▶ [Job]
Below are the records; locate each line with the word "cidade" and copy it.

▶ [Entries supplied]

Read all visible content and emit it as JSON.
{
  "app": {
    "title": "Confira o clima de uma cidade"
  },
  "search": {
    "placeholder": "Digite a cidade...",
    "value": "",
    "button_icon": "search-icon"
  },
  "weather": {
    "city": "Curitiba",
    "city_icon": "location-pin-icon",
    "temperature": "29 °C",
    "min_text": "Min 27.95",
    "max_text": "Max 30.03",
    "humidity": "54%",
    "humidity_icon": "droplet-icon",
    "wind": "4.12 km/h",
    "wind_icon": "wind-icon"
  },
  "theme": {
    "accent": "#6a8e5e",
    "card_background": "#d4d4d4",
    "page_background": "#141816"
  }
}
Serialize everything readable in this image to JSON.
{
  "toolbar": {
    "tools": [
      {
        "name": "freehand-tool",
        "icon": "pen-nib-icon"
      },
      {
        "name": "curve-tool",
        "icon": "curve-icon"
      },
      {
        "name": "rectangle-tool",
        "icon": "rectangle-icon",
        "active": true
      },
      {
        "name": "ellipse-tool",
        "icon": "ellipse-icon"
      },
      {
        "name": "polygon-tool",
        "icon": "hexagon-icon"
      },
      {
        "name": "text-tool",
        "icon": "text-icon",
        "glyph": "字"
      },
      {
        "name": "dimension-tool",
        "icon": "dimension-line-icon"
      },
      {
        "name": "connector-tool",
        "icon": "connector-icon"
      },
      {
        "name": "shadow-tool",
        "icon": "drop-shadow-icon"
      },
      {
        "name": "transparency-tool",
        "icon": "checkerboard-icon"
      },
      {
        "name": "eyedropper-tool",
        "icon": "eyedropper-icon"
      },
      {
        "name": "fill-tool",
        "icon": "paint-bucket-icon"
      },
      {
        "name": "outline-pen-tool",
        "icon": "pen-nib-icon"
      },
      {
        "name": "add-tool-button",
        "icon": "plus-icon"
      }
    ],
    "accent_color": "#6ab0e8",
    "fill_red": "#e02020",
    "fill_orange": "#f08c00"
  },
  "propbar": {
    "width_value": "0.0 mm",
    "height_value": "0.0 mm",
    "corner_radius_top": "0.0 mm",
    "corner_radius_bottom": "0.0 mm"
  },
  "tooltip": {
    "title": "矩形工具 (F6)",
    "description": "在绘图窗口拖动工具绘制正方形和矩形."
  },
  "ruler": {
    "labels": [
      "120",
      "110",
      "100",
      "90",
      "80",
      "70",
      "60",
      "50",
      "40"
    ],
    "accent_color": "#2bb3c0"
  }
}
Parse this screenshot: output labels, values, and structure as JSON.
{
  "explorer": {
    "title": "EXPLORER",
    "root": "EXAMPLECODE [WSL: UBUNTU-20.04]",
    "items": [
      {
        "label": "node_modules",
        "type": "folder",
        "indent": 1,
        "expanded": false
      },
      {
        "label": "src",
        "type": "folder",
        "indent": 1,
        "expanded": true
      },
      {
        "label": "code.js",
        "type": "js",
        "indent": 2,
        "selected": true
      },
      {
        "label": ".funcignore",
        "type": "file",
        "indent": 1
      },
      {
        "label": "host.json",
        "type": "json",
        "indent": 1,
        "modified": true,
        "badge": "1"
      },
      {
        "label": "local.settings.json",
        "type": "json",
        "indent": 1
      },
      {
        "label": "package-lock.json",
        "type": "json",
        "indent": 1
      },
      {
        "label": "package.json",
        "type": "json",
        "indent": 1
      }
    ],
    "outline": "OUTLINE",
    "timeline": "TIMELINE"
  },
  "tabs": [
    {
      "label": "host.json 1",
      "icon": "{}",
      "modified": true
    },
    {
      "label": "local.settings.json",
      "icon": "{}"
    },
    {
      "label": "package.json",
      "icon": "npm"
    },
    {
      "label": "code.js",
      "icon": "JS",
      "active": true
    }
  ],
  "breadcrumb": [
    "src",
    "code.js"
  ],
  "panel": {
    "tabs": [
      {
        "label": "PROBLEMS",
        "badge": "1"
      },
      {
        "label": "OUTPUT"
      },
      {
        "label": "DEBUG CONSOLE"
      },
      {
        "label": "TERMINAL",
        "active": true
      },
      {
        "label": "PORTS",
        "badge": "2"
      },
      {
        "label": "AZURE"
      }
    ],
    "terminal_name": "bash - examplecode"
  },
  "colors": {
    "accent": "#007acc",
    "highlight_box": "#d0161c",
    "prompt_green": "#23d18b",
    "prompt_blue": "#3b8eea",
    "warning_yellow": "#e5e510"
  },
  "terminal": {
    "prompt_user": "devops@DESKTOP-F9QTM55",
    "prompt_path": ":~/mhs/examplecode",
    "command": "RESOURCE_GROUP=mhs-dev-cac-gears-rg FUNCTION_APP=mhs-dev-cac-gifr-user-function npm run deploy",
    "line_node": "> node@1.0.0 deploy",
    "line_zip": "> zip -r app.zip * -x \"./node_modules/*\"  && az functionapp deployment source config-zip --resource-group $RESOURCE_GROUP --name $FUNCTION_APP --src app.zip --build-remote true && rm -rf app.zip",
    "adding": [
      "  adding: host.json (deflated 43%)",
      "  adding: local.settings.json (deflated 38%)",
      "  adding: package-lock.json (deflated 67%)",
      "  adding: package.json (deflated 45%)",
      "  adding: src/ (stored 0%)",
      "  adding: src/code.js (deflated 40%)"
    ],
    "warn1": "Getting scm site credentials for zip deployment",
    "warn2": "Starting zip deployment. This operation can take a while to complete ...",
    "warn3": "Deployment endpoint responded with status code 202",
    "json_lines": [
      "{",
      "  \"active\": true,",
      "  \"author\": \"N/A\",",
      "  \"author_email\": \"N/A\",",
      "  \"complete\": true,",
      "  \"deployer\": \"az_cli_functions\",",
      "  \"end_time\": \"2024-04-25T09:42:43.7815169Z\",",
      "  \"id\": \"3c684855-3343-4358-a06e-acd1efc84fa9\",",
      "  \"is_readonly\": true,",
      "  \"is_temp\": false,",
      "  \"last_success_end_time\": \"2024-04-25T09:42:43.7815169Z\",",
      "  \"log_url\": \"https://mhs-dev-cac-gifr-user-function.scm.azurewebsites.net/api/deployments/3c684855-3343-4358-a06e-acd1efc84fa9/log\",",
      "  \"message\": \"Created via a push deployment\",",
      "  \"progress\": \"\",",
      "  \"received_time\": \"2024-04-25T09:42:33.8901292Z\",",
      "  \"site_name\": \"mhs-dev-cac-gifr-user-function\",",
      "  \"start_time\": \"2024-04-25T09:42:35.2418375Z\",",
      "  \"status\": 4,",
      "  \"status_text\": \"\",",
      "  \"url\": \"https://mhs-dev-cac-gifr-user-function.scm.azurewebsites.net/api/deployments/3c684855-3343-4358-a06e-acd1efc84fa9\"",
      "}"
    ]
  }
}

▶ [Output for this exercise]
    "title": "Confira o clima de uma cidade"
    "placeholder": "Digite a cidade...",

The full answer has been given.